(Data records)
:::

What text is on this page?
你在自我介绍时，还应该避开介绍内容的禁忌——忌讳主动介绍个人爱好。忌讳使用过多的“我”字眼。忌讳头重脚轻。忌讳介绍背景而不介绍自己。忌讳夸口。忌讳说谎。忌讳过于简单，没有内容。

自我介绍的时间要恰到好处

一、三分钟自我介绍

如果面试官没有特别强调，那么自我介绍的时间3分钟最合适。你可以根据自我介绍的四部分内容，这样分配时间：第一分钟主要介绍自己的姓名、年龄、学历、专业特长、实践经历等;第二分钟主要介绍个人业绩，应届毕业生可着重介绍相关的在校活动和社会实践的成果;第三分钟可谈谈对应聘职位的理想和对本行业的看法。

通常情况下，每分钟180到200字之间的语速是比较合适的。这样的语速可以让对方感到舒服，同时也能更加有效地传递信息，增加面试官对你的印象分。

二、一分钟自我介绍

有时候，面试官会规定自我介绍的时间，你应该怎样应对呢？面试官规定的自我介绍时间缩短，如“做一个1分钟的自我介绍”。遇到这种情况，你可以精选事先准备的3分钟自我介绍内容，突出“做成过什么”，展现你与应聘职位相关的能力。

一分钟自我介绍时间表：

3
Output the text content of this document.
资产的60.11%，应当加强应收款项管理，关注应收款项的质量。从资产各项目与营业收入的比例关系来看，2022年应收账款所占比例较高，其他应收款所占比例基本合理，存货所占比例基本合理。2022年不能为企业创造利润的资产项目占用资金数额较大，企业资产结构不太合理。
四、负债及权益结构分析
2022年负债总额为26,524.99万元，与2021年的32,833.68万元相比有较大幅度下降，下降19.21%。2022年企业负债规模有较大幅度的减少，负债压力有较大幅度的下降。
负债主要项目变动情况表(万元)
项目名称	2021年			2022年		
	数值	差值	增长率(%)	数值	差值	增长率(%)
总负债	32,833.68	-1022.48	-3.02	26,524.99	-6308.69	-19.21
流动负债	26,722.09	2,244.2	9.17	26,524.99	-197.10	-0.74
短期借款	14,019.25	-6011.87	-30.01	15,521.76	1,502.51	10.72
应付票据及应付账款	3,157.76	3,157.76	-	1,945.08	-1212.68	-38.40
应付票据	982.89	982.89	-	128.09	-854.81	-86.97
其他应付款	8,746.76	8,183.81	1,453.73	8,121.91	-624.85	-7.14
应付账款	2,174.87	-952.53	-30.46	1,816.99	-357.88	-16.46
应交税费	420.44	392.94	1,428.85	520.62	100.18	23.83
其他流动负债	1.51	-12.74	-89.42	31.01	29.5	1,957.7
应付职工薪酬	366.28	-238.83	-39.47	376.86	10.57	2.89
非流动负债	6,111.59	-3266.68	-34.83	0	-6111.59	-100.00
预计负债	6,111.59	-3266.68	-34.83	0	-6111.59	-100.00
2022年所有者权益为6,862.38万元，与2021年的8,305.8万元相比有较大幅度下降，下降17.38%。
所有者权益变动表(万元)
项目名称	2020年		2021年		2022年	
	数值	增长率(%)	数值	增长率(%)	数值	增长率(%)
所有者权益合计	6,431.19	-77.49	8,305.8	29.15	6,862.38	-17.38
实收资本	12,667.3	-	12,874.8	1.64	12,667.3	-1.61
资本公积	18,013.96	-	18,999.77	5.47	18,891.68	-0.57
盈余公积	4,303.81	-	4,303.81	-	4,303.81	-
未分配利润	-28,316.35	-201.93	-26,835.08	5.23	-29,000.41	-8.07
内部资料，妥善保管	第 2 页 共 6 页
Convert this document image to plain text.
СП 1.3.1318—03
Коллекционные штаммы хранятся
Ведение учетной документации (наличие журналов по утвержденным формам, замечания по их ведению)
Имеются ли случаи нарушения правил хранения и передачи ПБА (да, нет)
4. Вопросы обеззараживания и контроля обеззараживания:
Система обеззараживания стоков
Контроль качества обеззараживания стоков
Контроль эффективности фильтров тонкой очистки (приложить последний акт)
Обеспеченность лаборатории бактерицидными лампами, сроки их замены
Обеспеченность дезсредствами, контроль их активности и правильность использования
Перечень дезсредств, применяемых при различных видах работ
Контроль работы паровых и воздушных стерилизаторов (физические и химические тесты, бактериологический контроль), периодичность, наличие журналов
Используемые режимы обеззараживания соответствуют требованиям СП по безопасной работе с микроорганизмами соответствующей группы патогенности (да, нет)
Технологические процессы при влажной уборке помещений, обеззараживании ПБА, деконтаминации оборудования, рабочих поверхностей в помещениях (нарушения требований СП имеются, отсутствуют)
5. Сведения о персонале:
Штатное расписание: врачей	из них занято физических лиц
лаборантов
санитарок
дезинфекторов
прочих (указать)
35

:::

(PROBLEM TO WORK ON)
From the listing, copy every line where the string "обеззараживания" appears.

(SOLUTION BELOW)
4. Вопросы обеззараживания и контроля обеззараживания:
Система обеззараживания стоков
Контроль качества обеззараживания стоков
Используемые режимы обеззараживания соответствуют требованиям СП по безопасной работе с микроорганизмами соответствующей группы патогенности (да, нет)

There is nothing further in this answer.